===== PROVIDED TEXT

All of these kinds of things occurred during the making of F9, with production visual effects supervisor Peter Chiang from DNEG overseeing the effort of several VFX studios. The film would ultimately involve 2284 visual effects shots led by DNEG, with additional work from ILM, Stereo D, Lola VFX, Proof and an in-house team.

Here, in a wide-ranging interview with befores & afters, Chiang outlines the methodology for shooting car scenes, in particular describing how canera array plates for action shot backgrounds were captured, and the process for matching the real lighting when it came time to film actors on a bluescreen stage. We also discuss some specific shots, such as the car being pulled by the magnet through the shop window and that crazy rope swing moment.

Also, in a special bonus section of the interview, learn about a deleted shot from F9 that would have relied on a film scan of the original 35mm negative of the first movie featuring a scene with Vin Diesel and Paul Walker, with the scene seamlessly extended and expanded with visual effects.

The whisky shop shot

b&a: Let’s start with that magnet shot of the car being pulled through the whisky shop window in Edinburgh. I liked that [director] Justin Lin actually shared a making-of that very early on on Twitter showing the car on a rig and the motion control shoot. How did you approach this shot?

Peter Chiang: So that actual set was built on the backlot at Leavesden. We had a little bit of road, and we had the shop that was two-sided. We had to do it in two halves—the shot was actually split in two, because we were trying to respect the sunlight. We had one bit of road built with one half of the entrance on the right side of the street, and the exit on the left side of the street so that we could shoot in the same time of day. This meant that it would retain the same shadows and everything.

What made it a little more complicated was that we wanted to do a link up between two motion control moves. Ian Menzies oversaw the motion control. We had a device called The Bolt, it could do two metres a second. So it was a matter of mechanically working out the physicality of moving a fixed car in the location and then, also, linking that up with the motion control rig.

The way that special effects pushed the car was to use a lot of air rams and pulley systems. It wasn’t linked to the motion control system. So there was a lot of testing in order to sync the position of the car to where the camera would be at any specific point. Previsualization supervisor Alex Vegh started off by previs’ing it, and then we took over with a lot of the technical previs in order to get the consistent moves going.

==========
===== DATA RECORDS

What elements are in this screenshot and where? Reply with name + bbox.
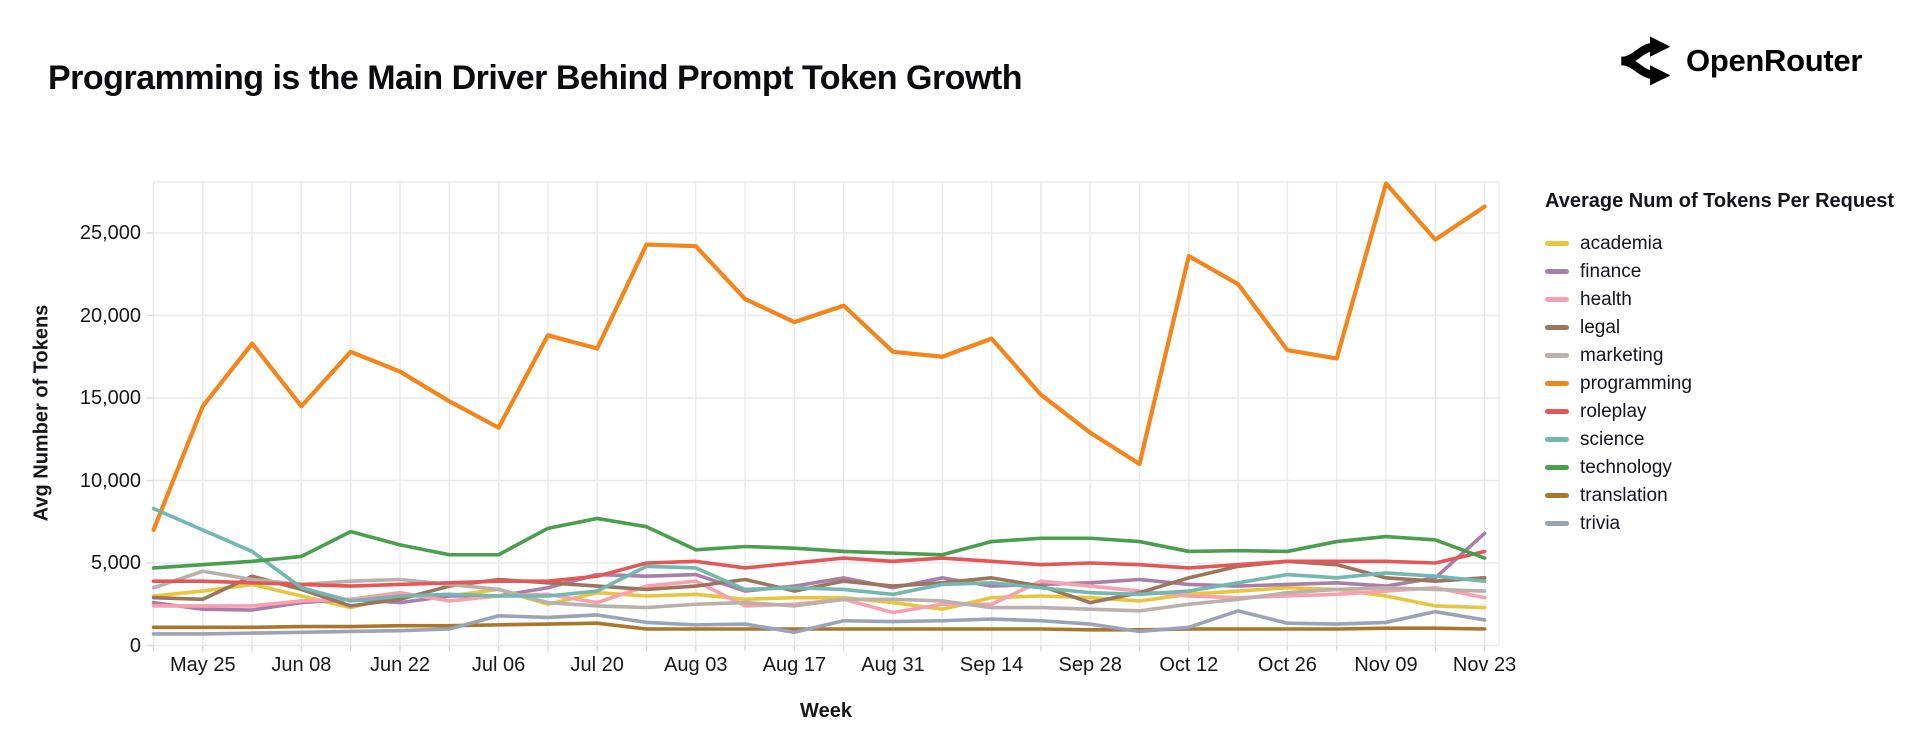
x-tick-label: Oct 26 [1257, 654, 1317, 676]
line-marketing [151, 569, 1487, 613]
legend-items: academia finance health legal marketing progr… [1545, 229, 1894, 537]
legend: Average Num of Tokens Per Request academ… [1545, 190, 1894, 537]
x-tick-label: Nov 09 [1354, 654, 1418, 676]
x-tick-label: Jun 08 [271, 654, 332, 676]
line-programming [151, 181, 1487, 533]
legend-title: Average Num of Tokens Per Request [1545, 190, 1894, 212]
y-tick-label: 20,000 [79, 304, 141, 327]
y-tick-label: 25,000 [79, 222, 141, 244]
legend-item-programming: programming [1545, 369, 1894, 397]
x-axis-title: Week [800, 700, 852, 722]
x-tick-label: Aug 17 [762, 654, 827, 676]
legend-swatch-science [1545, 436, 1569, 442]
legend-item-translation: translation [1545, 481, 1894, 509]
legend-swatch-roleplay [1545, 408, 1569, 414]
legend-label: science [1580, 428, 1645, 450]
x-tick-label: Nov 23 [1452, 654, 1517, 676]
y-tick-label: 0 [129, 634, 141, 657]
x-tick-label: Jul 06 [471, 654, 526, 676]
legend-label: roleplay [1580, 400, 1647, 422]
legend-item-roleplay: roleplay [1545, 397, 1894, 425]
legend-item-health: health [1545, 285, 1894, 313]
legend-label: programming [1580, 372, 1692, 394]
line-roleplay [151, 549, 1487, 588]
x-tick-label: Oct 12 [1159, 654, 1219, 676]
legend-item-marketing: marketing [1545, 341, 1894, 369]
legend-item-science: science [1545, 425, 1894, 453]
x-tick-label: Aug 03 [664, 654, 728, 676]
legend-item-finance: finance [1545, 257, 1894, 285]
page-title: Programming is the Main Driver Behind Pr… [48, 58, 1023, 97]
legend-swatch-trivia [1545, 520, 1569, 526]
x-tick-label: Sep 28 [1058, 654, 1122, 676]
brand-logo: OpenRouter [1618, 34, 1862, 88]
legend-swatch-legal [1545, 324, 1569, 330]
legend-swatch-programming [1545, 380, 1569, 386]
x-tick-label: Jun 22 [369, 654, 431, 676]
legend-swatch-technology [1545, 464, 1569, 470]
legend-swatch-health [1545, 296, 1569, 302]
legend-swatch-finance [1545, 268, 1569, 274]
line-trivia [151, 609, 1487, 636]
brand-name: OpenRouter [1686, 43, 1863, 78]
legend-item-legal: legal [1545, 313, 1894, 341]
y-tick-label: 10,000 [79, 469, 141, 492]
x-tick-label: Sep 14 [959, 654, 1024, 676]
legend-item-technology: technology [1545, 453, 1894, 481]
y-tick-label: 15,000 [79, 387, 141, 409]
legend-swatch-marketing [1545, 352, 1569, 358]
legend-label: trivia [1580, 512, 1621, 534]
legend-label: finance [1580, 260, 1642, 282]
legend-label: technology [1580, 456, 1672, 478]
legend-item-academia: academia [1545, 229, 1894, 257]
line-technology [151, 516, 1487, 570]
line-translation [151, 621, 1487, 632]
line-science [151, 506, 1487, 603]
legend-item-trivia: trivia [1545, 509, 1894, 537]
y-tick-label: 5,000 [90, 552, 141, 574]
legend-label: translation [1580, 484, 1668, 506]
legend-label: marketing [1580, 344, 1664, 366]
legend-label: academia [1580, 232, 1663, 254]
legend-label: legal [1580, 316, 1621, 338]
legend-label: health [1580, 288, 1632, 310]
legend-swatch-translation [1545, 492, 1569, 498]
x-tick-label: Jul 20 [570, 654, 624, 676]
x-tick-label: May 25 [170, 654, 236, 676]
legend-swatch-academia [1545, 240, 1569, 246]
openrouter-icon [1618, 34, 1672, 88]
x-tick-label: Aug 31 [861, 654, 925, 676]
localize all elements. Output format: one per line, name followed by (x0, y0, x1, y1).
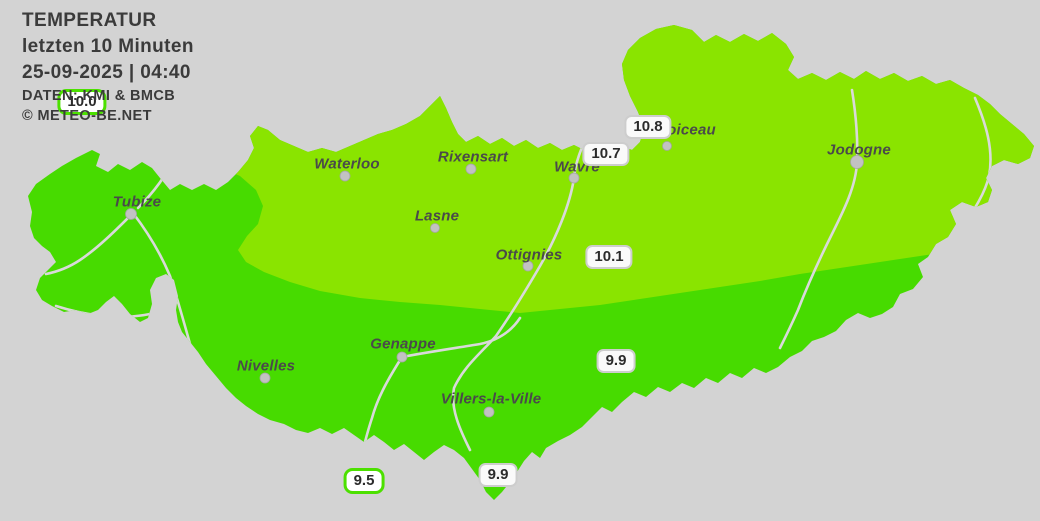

==========

- [PARTS OF THE EXERCISE]:
A - Using the interview about F9's visual effects, decide whether each statement agrees with it: (i) The film's 2284 visual effects shots were led by ILM. (ii) The whisky shop set was built on the backlot at Leavesden. (iii) The special effects setup that pushed the car was linked to the motion control system. Answer yes or no for each, quoting the deciding words.
B - From the interview about F9's visual effects, write out the passage that begins with the words containing "The way that" and ends with "consistent moves going.".

- [REPLIES]:
A -
(i) No: "2284 visual effects shots led by DNEG"
(ii) Yes: "that actual set was built on the backlot at Leavesden"
(iii) No: "It wasn’t linked to the motion control system."

B -
The way that special effects pushed the car was to use a lot of air rams and pulley systems. It wasn’t linked to the motion control system. So there was a lot of testing in order to sync the position of the car to where the camera would be at any specific point. Previsualization supervisor Alex Vegh started off by previs’ing it, and then we took over with a lot of the technical previs in order to get the consistent moves going.